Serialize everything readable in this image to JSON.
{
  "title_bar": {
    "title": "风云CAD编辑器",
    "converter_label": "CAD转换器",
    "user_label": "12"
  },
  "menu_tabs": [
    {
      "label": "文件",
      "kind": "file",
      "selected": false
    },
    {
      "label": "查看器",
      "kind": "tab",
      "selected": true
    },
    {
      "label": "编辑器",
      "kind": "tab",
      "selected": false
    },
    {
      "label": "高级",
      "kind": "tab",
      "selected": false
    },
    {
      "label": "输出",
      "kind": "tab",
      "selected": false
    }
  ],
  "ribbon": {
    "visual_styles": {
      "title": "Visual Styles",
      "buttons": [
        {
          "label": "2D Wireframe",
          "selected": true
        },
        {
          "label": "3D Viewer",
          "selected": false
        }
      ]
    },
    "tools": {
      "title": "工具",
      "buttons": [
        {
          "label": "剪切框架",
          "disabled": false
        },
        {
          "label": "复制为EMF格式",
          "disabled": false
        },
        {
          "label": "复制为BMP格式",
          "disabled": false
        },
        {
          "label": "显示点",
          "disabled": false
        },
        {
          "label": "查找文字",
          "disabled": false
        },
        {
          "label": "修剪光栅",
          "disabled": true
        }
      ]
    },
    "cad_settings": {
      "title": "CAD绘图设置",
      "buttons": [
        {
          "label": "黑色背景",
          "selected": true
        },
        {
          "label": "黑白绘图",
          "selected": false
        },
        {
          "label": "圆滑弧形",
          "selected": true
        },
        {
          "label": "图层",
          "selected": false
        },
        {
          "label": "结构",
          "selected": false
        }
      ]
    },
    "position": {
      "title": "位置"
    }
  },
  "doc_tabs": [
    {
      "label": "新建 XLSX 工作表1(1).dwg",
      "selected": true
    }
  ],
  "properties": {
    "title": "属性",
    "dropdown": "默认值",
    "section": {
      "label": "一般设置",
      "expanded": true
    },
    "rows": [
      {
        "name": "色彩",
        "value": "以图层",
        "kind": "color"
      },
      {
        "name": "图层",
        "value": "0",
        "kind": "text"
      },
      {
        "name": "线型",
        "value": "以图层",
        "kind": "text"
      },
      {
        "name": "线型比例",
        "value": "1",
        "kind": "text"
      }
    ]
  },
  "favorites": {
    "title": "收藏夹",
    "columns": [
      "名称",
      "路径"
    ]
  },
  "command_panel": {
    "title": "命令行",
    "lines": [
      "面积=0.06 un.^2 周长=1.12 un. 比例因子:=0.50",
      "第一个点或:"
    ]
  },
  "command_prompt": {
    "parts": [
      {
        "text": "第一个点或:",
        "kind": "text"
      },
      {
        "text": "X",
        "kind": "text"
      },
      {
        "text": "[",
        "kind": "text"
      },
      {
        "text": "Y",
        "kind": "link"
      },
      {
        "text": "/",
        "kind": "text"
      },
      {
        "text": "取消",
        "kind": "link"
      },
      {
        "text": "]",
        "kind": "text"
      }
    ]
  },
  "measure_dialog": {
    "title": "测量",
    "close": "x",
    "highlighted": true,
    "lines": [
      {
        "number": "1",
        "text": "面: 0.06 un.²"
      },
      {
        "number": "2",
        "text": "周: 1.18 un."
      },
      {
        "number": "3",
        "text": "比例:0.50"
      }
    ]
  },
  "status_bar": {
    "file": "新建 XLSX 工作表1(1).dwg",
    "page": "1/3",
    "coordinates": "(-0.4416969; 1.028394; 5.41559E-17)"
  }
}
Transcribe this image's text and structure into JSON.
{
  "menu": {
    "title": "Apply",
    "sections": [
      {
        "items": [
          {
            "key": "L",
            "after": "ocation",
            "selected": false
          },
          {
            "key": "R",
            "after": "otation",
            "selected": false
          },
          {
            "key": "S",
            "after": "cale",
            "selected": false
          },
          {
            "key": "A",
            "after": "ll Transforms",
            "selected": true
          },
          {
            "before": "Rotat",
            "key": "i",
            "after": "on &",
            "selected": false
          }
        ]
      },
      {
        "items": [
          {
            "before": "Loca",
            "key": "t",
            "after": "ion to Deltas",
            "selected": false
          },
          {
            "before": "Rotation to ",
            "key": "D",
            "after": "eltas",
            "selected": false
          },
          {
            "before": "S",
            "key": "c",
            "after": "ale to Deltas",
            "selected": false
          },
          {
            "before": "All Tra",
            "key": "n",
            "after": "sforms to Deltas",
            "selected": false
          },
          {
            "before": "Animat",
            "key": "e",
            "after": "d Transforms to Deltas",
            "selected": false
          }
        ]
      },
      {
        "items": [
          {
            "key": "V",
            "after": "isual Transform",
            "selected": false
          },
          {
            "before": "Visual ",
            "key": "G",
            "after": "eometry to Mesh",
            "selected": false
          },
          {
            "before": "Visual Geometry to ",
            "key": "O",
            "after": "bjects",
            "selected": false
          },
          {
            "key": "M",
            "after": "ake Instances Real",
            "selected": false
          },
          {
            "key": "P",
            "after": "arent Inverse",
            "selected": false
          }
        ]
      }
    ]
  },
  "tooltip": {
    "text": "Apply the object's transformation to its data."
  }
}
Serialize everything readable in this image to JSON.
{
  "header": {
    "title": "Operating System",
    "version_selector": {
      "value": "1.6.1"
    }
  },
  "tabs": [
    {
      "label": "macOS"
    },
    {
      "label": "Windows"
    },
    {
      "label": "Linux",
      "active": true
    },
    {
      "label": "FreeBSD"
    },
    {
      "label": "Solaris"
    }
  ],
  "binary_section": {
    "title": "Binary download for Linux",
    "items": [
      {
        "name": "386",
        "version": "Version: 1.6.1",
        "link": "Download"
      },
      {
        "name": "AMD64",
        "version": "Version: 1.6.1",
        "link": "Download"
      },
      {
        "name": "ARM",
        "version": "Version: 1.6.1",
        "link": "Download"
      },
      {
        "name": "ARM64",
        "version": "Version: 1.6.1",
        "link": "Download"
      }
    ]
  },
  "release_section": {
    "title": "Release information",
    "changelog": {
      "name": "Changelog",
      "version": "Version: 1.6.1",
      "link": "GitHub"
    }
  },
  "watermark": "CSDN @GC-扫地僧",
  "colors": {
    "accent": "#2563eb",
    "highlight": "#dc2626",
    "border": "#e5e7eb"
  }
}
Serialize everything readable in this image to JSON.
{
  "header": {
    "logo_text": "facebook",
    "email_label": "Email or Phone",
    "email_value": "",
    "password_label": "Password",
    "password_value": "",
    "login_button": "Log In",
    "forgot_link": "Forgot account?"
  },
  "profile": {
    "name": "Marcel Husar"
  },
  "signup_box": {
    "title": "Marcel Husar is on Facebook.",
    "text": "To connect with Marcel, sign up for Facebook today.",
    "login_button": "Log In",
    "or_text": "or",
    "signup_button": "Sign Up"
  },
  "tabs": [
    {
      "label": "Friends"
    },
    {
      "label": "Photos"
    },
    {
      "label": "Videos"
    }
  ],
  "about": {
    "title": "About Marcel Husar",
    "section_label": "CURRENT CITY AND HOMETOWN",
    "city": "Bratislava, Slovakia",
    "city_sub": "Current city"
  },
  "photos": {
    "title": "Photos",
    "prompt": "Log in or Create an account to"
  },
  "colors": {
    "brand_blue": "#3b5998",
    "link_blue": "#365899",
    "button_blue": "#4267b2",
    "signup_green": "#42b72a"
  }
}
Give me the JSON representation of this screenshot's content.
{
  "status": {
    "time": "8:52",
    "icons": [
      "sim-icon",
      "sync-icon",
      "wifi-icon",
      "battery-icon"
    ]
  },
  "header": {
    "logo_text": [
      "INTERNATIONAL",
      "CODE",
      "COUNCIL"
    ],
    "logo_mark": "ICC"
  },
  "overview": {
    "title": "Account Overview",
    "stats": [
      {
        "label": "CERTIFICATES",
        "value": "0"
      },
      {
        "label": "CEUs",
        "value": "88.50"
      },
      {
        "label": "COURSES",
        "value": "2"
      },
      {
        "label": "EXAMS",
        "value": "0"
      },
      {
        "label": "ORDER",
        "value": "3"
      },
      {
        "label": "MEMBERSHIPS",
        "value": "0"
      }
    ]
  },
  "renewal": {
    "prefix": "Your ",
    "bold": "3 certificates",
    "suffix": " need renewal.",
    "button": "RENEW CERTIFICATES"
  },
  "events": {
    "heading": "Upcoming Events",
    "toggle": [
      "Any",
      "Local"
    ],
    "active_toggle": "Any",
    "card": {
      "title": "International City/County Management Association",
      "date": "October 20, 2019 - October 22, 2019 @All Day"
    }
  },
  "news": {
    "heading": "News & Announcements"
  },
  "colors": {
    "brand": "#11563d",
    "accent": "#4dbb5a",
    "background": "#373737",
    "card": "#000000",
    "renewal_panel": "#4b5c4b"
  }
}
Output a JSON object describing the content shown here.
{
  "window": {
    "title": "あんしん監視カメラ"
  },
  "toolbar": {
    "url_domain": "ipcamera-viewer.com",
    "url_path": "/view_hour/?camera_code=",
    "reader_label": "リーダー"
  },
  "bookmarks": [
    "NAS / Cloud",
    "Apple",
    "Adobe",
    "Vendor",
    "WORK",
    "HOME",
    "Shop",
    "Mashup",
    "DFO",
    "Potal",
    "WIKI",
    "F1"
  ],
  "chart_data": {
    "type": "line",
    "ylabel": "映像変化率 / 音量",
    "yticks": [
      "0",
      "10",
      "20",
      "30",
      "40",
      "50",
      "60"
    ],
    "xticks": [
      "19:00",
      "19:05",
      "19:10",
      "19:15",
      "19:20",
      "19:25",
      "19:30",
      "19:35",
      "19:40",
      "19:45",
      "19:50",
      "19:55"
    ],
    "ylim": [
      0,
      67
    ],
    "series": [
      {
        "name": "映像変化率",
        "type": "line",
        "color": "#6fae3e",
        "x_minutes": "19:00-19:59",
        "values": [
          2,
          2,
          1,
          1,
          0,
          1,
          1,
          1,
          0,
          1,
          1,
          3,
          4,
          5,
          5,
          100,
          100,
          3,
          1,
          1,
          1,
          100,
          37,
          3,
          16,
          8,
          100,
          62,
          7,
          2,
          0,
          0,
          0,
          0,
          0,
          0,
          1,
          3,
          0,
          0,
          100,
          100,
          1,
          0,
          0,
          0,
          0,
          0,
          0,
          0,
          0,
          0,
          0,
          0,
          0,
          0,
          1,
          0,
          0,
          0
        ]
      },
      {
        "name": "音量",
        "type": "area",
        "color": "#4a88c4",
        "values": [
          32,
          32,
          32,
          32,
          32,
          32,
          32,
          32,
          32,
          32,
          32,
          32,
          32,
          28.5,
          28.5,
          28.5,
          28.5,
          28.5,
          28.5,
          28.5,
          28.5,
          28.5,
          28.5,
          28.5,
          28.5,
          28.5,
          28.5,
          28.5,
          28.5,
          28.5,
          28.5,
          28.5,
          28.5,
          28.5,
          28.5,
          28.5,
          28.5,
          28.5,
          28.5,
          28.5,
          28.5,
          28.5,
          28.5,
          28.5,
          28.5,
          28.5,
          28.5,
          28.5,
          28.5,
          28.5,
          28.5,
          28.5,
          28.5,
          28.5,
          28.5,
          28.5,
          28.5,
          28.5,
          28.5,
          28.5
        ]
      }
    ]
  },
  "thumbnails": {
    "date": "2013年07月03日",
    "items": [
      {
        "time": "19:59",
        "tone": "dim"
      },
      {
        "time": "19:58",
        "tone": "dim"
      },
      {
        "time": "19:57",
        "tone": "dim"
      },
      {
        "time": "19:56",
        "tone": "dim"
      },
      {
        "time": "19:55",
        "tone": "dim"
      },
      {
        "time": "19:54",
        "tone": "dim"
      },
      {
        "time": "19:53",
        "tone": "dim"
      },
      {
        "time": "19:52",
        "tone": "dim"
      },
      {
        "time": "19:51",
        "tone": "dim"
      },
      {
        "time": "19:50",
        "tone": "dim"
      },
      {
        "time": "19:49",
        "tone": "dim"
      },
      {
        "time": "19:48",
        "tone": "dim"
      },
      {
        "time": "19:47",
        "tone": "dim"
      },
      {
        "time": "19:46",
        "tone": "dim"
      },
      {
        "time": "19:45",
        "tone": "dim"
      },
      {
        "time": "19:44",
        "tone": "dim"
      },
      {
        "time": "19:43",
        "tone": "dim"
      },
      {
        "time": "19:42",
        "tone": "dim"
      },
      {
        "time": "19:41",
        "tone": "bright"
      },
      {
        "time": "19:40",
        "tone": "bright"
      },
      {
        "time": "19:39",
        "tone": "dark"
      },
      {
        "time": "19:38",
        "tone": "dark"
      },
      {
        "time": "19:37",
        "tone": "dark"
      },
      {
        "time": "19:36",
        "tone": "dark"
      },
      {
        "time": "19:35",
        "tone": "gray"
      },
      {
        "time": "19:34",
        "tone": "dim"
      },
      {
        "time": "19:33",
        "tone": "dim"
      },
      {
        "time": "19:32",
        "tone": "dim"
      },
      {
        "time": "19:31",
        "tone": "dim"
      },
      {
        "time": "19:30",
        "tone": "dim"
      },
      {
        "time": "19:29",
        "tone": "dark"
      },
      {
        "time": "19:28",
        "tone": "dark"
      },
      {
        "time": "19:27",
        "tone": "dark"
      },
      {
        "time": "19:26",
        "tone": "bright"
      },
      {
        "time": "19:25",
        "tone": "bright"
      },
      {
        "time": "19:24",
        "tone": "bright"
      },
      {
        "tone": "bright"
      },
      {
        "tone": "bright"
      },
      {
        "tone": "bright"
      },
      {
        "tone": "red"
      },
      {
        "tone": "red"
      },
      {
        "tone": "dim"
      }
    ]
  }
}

******

Short task: From the listing above, report the number of lines containing the string "before", without any accompanying remarks.

Response to the exercise: 8